**Что нужно сделать**
• A. Кем был отчим Леонида Бородина, согласно тексту о Бородине?
• B. Пожалуйста, измените отрывок текста о Бородине, начиная с «Он был четок, упрям» и далее до «позволял себя оскорблять.»: замените «упрям» на «настойчив» и приведите отрывок целиком.

**Исходный текст**
======
Он был четок, упрям и в споре не уступал никому. Я помню эти неуступчивые с обеих сторон споры с Владимиром Личутиным в Иркутском гуманитарном центре (библиотеке им. Полевых) или споры с пылью до потолка со Станиславом Куняевым в отстаивании главных направляющих линий журналов «Москва» и «Наш современник». Бородин был чрезвычайно убедителен, неумолим и держался стойко, надежно, не раскалялся добела, не опускался до оскорблений и не позволял себя оскорблять.

Однажды в Москве в его кабинете накануне 50-летия журнала «Москва» вся редколлегия отмечала успешную сдачу очередного номера в печать, и Бородин попросил меня поздравить редакцию журнала. Я поднял бокал и произнес тост за Леонида Ивановича, на что он мне ответил:

Бородина нет без редколлегии, переадресуй свой тост.

И я поздравил всю редакцию журнала.

 

Леонид Бородин очень гордился тем, что его называли коренным сибиряком, иркутянином. Фамилию и отчество ему подарил отчим Бородин Иван Захарович, учитель, директор школы. Но и родной отец Леонида Бородина, Феликс Казимирович Шеметас — литовский офицер, осужденный в СССР за шпионаж и после второго срока в Соловках сосланный в Иркутск и расстрелянный в 1941 г., — тоже был учителем. Воспоминаний о родном отце у маленького Лени не осталось, да ему особенно о нем и не рассказывали. И лишь к двенадцати годам он кое-что узнал:

 

Отец ушел из моей жизни, когда жизнь моя только началась.

Его «забрали» однажды и навсегда и проделали это так добросовестно, что не осталось от него ни фотографии, ни письма и вообще ни строчки, и в итоге к тому времени, когда я научился задавать вопросы, повода для «вопроса» не существовало вовсе, потому что в доме не сохранилось ни единой, даже самой пустяковой, вещицы, принадлежавшей отцу. Самые первые мои воспоминания о себе связаны с присутствием в моей жизни отчима.

Это я сейчас так говорю — отчим. Говорю и тем словно обижаю человека, которого и по сей день именую отцом, и никак иначе, потому что дай бог каждому такого родного, каким был для меня неродной.
======
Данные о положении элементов
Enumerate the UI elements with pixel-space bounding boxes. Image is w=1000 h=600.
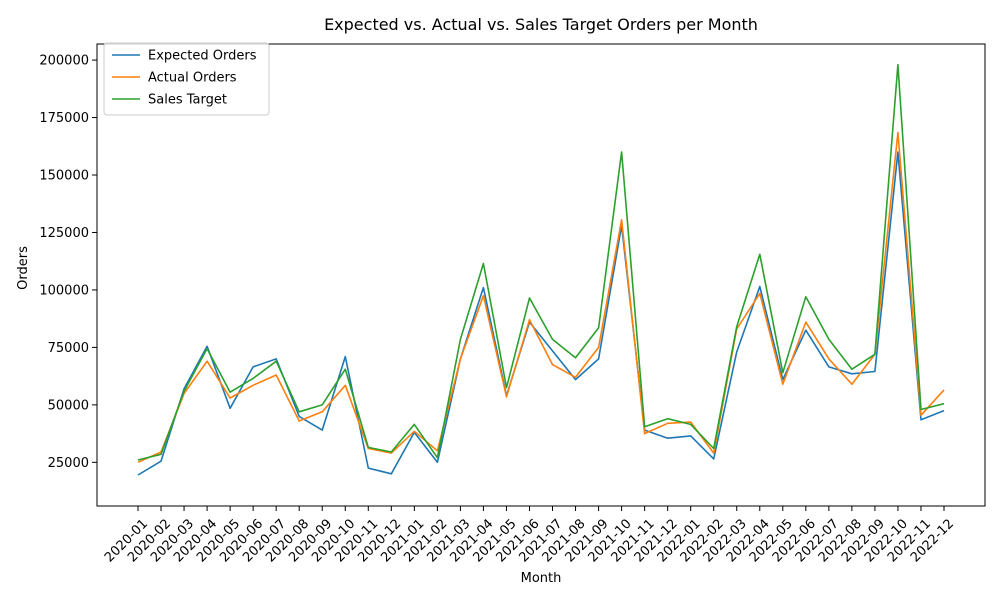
- y-tick-label: 50000: [48, 398, 89, 413]
- y-tick-label: 200000: [39, 54, 89, 69]
- legend-box: [103, 42, 270, 116]
- y-tick-label: 125000: [39, 226, 89, 241]
- y-axis-label: Orders: [16, 246, 31, 290]
- y-tick-label: 175000: [39, 111, 89, 126]
- chart-title: Expected vs. Actual vs. Sales Target Ord…: [324, 15, 758, 34]
- series-line-actual-orders: [137, 131, 945, 464]
- y-tick-label: 100000: [39, 283, 89, 298]
- y-tick-label: 150000: [39, 169, 89, 184]
- legend-label: Expected Orders: [148, 49, 257, 64]
- x-axis-label: Month: [521, 571, 562, 586]
- legend-label: Actual Orders: [148, 71, 237, 86]
- series-line-expected-orders: [137, 151, 945, 476]
- legend-label: Sales Target: [148, 93, 227, 108]
- y-tick-label: 75000: [48, 341, 89, 356]
- series-line-sales-target: [137, 63, 945, 461]
- y-tick-label: 25000: [48, 456, 89, 471]
- legend: Expected Orders Actual Orders Sales Target: [103, 42, 270, 116]
- plot-frame: [96, 43, 986, 507]
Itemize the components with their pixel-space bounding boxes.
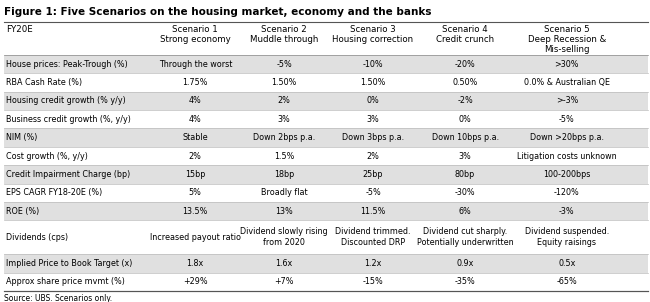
Text: 18bp: 18bp xyxy=(274,170,294,179)
Text: FY20E: FY20E xyxy=(6,25,32,34)
Text: -5%: -5% xyxy=(559,115,575,124)
Text: Scenario 5: Scenario 5 xyxy=(544,25,590,34)
Text: 11.5%: 11.5% xyxy=(360,207,385,216)
Text: 13.5%: 13.5% xyxy=(183,207,208,216)
Text: -15%: -15% xyxy=(363,277,384,286)
Text: Muddle through: Muddle through xyxy=(250,35,318,44)
Text: Dividend slowly rising
from 2020: Dividend slowly rising from 2020 xyxy=(240,227,328,247)
Text: Through the worst: Through the worst xyxy=(159,60,232,69)
Bar xyxy=(4,92,648,110)
Text: 4%: 4% xyxy=(189,96,202,105)
Text: 13%: 13% xyxy=(275,207,293,216)
Text: Deep Recession &: Deep Recession & xyxy=(528,35,606,44)
Text: Broadly flat: Broadly flat xyxy=(261,188,307,197)
Text: Mis-selling: Mis-selling xyxy=(544,45,590,54)
Text: Dividend trimmed.
Discounted DRP: Dividend trimmed. Discounted DRP xyxy=(335,227,411,247)
Text: 0.5x: 0.5x xyxy=(558,259,575,268)
Text: Scenario 2: Scenario 2 xyxy=(261,25,307,34)
Text: 1.50%: 1.50% xyxy=(272,78,297,87)
Text: Down 3bps p.a.: Down 3bps p.a. xyxy=(342,133,404,142)
Text: 80bp: 80bp xyxy=(455,170,475,179)
Text: Stable: Stable xyxy=(183,133,208,142)
Text: -2%: -2% xyxy=(457,96,473,105)
Text: 1.8x: 1.8x xyxy=(187,259,204,268)
Text: -5%: -5% xyxy=(276,60,292,69)
Text: Approx share price mvmt (%): Approx share price mvmt (%) xyxy=(6,277,125,286)
Text: Litigation costs unknown: Litigation costs unknown xyxy=(517,152,617,160)
Text: 6%: 6% xyxy=(459,207,471,216)
Text: 2%: 2% xyxy=(189,152,202,160)
Text: 0.9x: 0.9x xyxy=(456,259,474,268)
Bar xyxy=(4,202,648,220)
Text: 1.5%: 1.5% xyxy=(274,152,294,160)
Text: Implied Price to Book Target (x): Implied Price to Book Target (x) xyxy=(6,259,133,268)
Text: Dividend cut sharply.
Potentially underwritten: Dividend cut sharply. Potentially underw… xyxy=(417,227,514,247)
Text: EPS CAGR FY18-20E (%): EPS CAGR FY18-20E (%) xyxy=(6,188,102,197)
Text: NIM (%): NIM (%) xyxy=(6,133,38,142)
Text: Down 10bps p.a.: Down 10bps p.a. xyxy=(432,133,499,142)
Text: Scenario 1: Scenario 1 xyxy=(172,25,218,34)
Text: -65%: -65% xyxy=(556,277,577,286)
Text: House prices: Peak-Trough (%): House prices: Peak-Trough (%) xyxy=(6,60,128,69)
Text: Increased payout ratio: Increased payout ratio xyxy=(150,233,240,242)
Text: -30%: -30% xyxy=(455,188,475,197)
Text: 0%: 0% xyxy=(367,96,380,105)
Text: Strong economy: Strong economy xyxy=(160,35,231,44)
Text: Dividend suspended.
Equity raisings: Dividend suspended. Equity raisings xyxy=(525,227,609,247)
Text: 3%: 3% xyxy=(459,152,471,160)
Text: -3%: -3% xyxy=(559,207,575,216)
Text: Cost growth (%, y/y): Cost growth (%, y/y) xyxy=(6,152,88,160)
Text: Down >20bps p.a.: Down >20bps p.a. xyxy=(530,133,604,142)
Text: >-3%: >-3% xyxy=(556,96,578,105)
Text: Down 2bps p.a.: Down 2bps p.a. xyxy=(253,133,315,142)
Text: -5%: -5% xyxy=(365,188,381,197)
Text: 1.2x: 1.2x xyxy=(364,259,382,268)
Text: 0.0% & Australian QE: 0.0% & Australian QE xyxy=(524,78,610,87)
Text: 25bp: 25bp xyxy=(363,170,384,179)
Text: Credit Impairment Charge (bp): Credit Impairment Charge (bp) xyxy=(6,170,130,179)
Text: -35%: -35% xyxy=(455,277,476,286)
Text: 2%: 2% xyxy=(278,96,291,105)
Text: 1.50%: 1.50% xyxy=(360,78,385,87)
Text: 3%: 3% xyxy=(367,115,380,124)
Text: ROE (%): ROE (%) xyxy=(6,207,39,216)
Text: Scenario 4: Scenario 4 xyxy=(442,25,488,34)
Text: RBA Cash Rate (%): RBA Cash Rate (%) xyxy=(6,78,82,87)
Text: 2%: 2% xyxy=(367,152,380,160)
Text: Housing correction: Housing correction xyxy=(332,35,413,44)
Text: 1.75%: 1.75% xyxy=(183,78,208,87)
Text: +7%: +7% xyxy=(274,277,294,286)
Text: Housing credit growth (% y/y): Housing credit growth (% y/y) xyxy=(6,96,125,105)
Text: Credit crunch: Credit crunch xyxy=(436,35,494,44)
Text: -20%: -20% xyxy=(455,60,476,69)
Text: Dividends (cps): Dividends (cps) xyxy=(6,233,68,242)
Text: Figure 1: Five Scenarios on the housing market, economy and the banks: Figure 1: Five Scenarios on the housing … xyxy=(4,7,432,17)
Bar xyxy=(4,165,648,184)
Text: 100-200bps: 100-200bps xyxy=(543,170,591,179)
Text: 0.50%: 0.50% xyxy=(452,78,478,87)
Text: Source: UBS. Scenarios only.: Source: UBS. Scenarios only. xyxy=(4,294,112,302)
Text: 0%: 0% xyxy=(459,115,471,124)
Bar xyxy=(4,254,648,273)
Text: >30%: >30% xyxy=(554,60,579,69)
Text: Scenario 3: Scenario 3 xyxy=(350,25,396,34)
Text: 3%: 3% xyxy=(278,115,291,124)
Text: 15bp: 15bp xyxy=(185,170,205,179)
Text: -120%: -120% xyxy=(554,188,580,197)
Bar xyxy=(4,128,648,147)
Text: -10%: -10% xyxy=(363,60,384,69)
Text: 4%: 4% xyxy=(189,115,202,124)
Bar xyxy=(4,55,648,73)
Text: 1.6x: 1.6x xyxy=(276,259,292,268)
Text: +29%: +29% xyxy=(183,277,207,286)
Text: Business credit growth (%, y/y): Business credit growth (%, y/y) xyxy=(6,115,131,124)
Text: 5%: 5% xyxy=(189,188,202,197)
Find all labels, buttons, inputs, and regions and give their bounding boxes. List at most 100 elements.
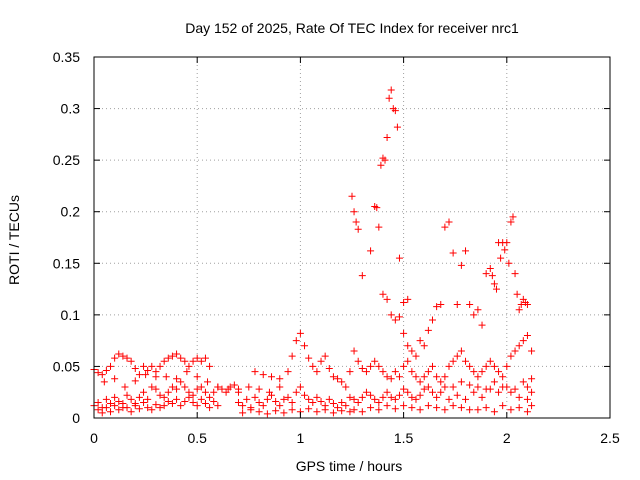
data-point xyxy=(350,347,358,355)
data-point xyxy=(94,369,102,377)
data-point xyxy=(391,316,399,324)
data-point xyxy=(379,290,387,298)
data-point xyxy=(111,375,119,383)
data-point xyxy=(424,368,432,376)
data-point xyxy=(255,399,263,407)
data-point xyxy=(350,395,358,403)
data-point xyxy=(507,218,515,226)
data-point xyxy=(466,362,474,370)
data-point xyxy=(441,223,449,231)
data-point xyxy=(218,385,226,393)
data-point xyxy=(362,368,370,376)
data-point xyxy=(173,350,181,358)
data-point xyxy=(296,329,304,337)
data-point xyxy=(379,393,387,401)
data-point xyxy=(131,377,139,385)
data-point xyxy=(519,378,527,386)
data-point xyxy=(523,331,531,339)
data-point xyxy=(404,295,412,303)
data-point xyxy=(441,373,449,381)
data-point xyxy=(338,378,346,386)
data-point xyxy=(193,354,201,362)
data-point xyxy=(210,388,218,396)
data-point xyxy=(445,218,453,226)
y-tick-label: 0.15 xyxy=(53,255,80,271)
data-point xyxy=(98,371,106,379)
data-point xyxy=(379,368,387,376)
data-point xyxy=(193,385,201,393)
data-point xyxy=(375,362,383,370)
data-point xyxy=(168,383,176,391)
data-point xyxy=(119,352,127,360)
data-point xyxy=(433,404,441,412)
data-point xyxy=(123,404,131,412)
data-point xyxy=(400,298,408,306)
data-point xyxy=(383,373,391,381)
data-point xyxy=(230,381,238,389)
data-point xyxy=(511,347,519,355)
y-axis-label: ROTI / TECUs xyxy=(6,195,22,285)
data-point xyxy=(201,400,209,408)
data-point xyxy=(462,247,470,255)
data-point xyxy=(462,395,470,403)
data-point xyxy=(387,375,395,383)
data-point xyxy=(243,395,251,403)
data-point xyxy=(100,378,108,386)
data-point xyxy=(329,400,337,408)
data-point xyxy=(470,388,478,396)
data-point xyxy=(276,375,284,383)
data-point xyxy=(501,246,509,254)
data-point xyxy=(528,402,536,410)
data-point xyxy=(478,368,486,376)
data-point xyxy=(428,388,436,396)
data-point xyxy=(492,285,500,293)
data-point xyxy=(309,399,317,407)
data-point xyxy=(445,395,453,403)
data-point xyxy=(185,393,193,401)
data-point xyxy=(115,350,123,358)
y-tick-label: 0.25 xyxy=(53,152,80,168)
data-point xyxy=(148,406,156,414)
data-point xyxy=(416,406,424,414)
data-point xyxy=(280,395,288,403)
chart-title: Day 152 of 2025, Rate Of TEC Index for r… xyxy=(185,20,519,36)
data-points xyxy=(90,86,536,418)
data-point xyxy=(354,357,362,365)
data-point xyxy=(499,373,507,381)
data-point xyxy=(375,406,383,414)
data-point xyxy=(239,409,247,417)
data-point xyxy=(234,399,242,407)
data-point xyxy=(400,385,408,393)
data-point xyxy=(453,301,461,309)
data-point xyxy=(404,342,412,350)
data-point xyxy=(404,388,412,396)
data-point xyxy=(428,316,436,324)
data-point xyxy=(404,357,412,365)
data-point xyxy=(148,362,156,370)
data-point xyxy=(224,385,232,393)
data-point xyxy=(507,352,515,360)
plot-frame xyxy=(93,56,611,419)
data-point xyxy=(375,223,383,231)
data-point xyxy=(499,383,507,391)
data-point xyxy=(457,347,465,355)
data-point xyxy=(383,295,391,303)
data-point xyxy=(135,405,143,413)
data-point xyxy=(393,123,401,131)
data-point xyxy=(164,354,172,362)
data-point xyxy=(183,368,191,376)
data-point xyxy=(420,385,428,393)
x-axis-label: GPS time / hours xyxy=(296,458,403,474)
data-point xyxy=(488,272,496,280)
data-point xyxy=(121,383,129,391)
data-point xyxy=(474,306,482,314)
data-point xyxy=(334,375,342,383)
data-point xyxy=(354,225,362,233)
data-point xyxy=(391,368,399,376)
data-point xyxy=(424,383,432,391)
data-point xyxy=(234,388,242,396)
data-point xyxy=(201,388,209,396)
data-point xyxy=(115,397,123,405)
data-point xyxy=(383,133,391,141)
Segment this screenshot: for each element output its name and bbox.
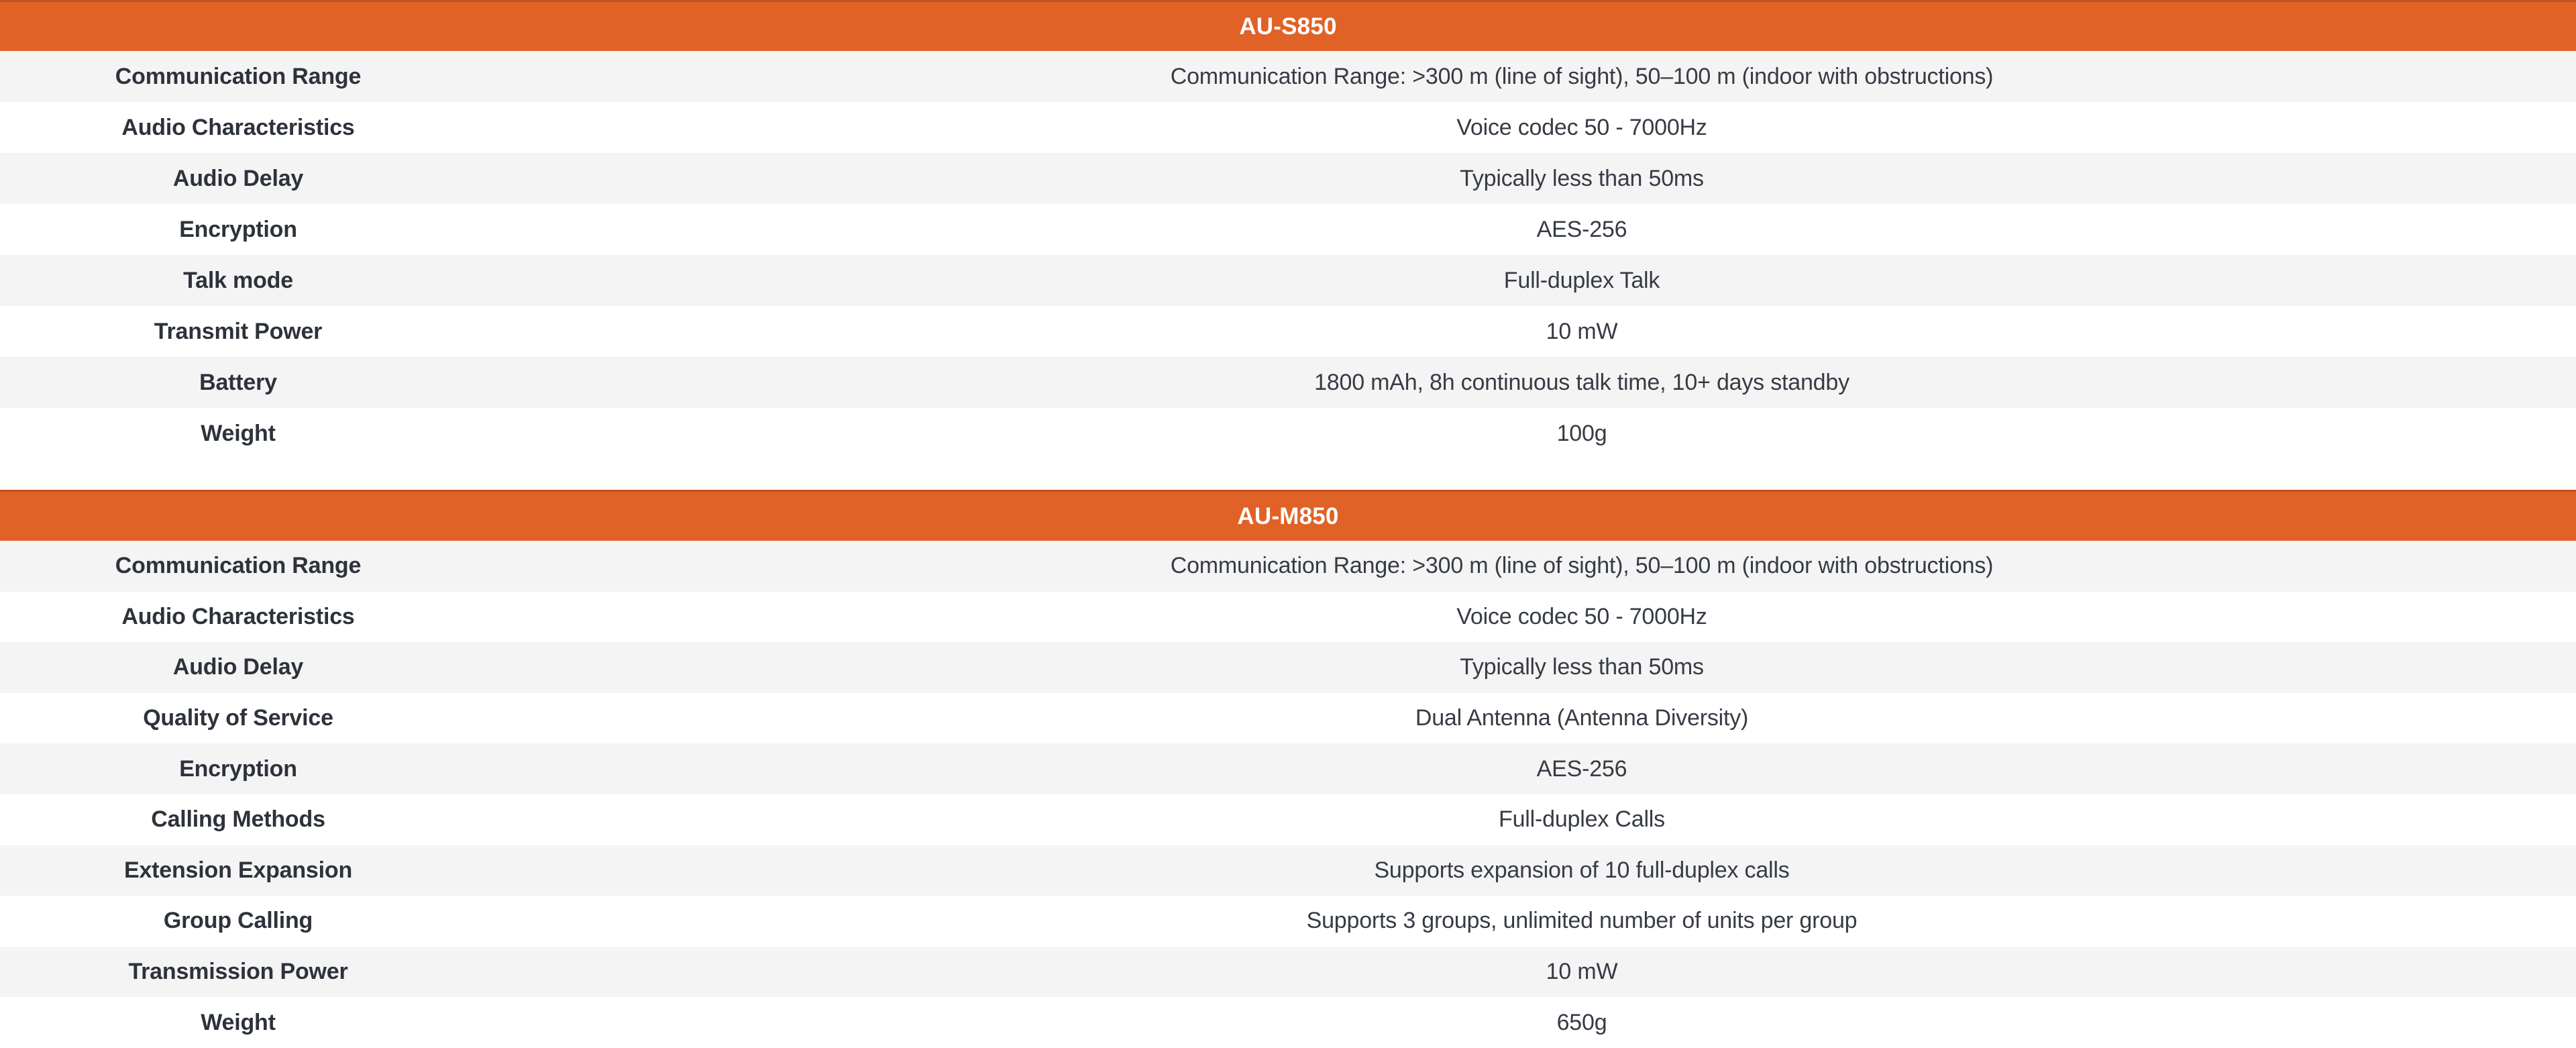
======
**Ответы по заданиям**
• A. Учителем и директором школы.

• B.
Он был четок, настойчив и в споре не уступал никому. Я помню эти неуступчивые с обеих сторон споры с Владимиром Личутиным в Иркутском гуманитарном центре (библиотеке им. Полевых) или споры с пылью до потолка со Станиславом Куняевым в отстаивании главных направляющих линий журналов «Москва» и «Наш современник». Бородин был чрезвычайно убедителен, неумолим и держался стойко, надежно, не раскалялся добела, не опускался до оскорблений и не позволял себя оскорблять.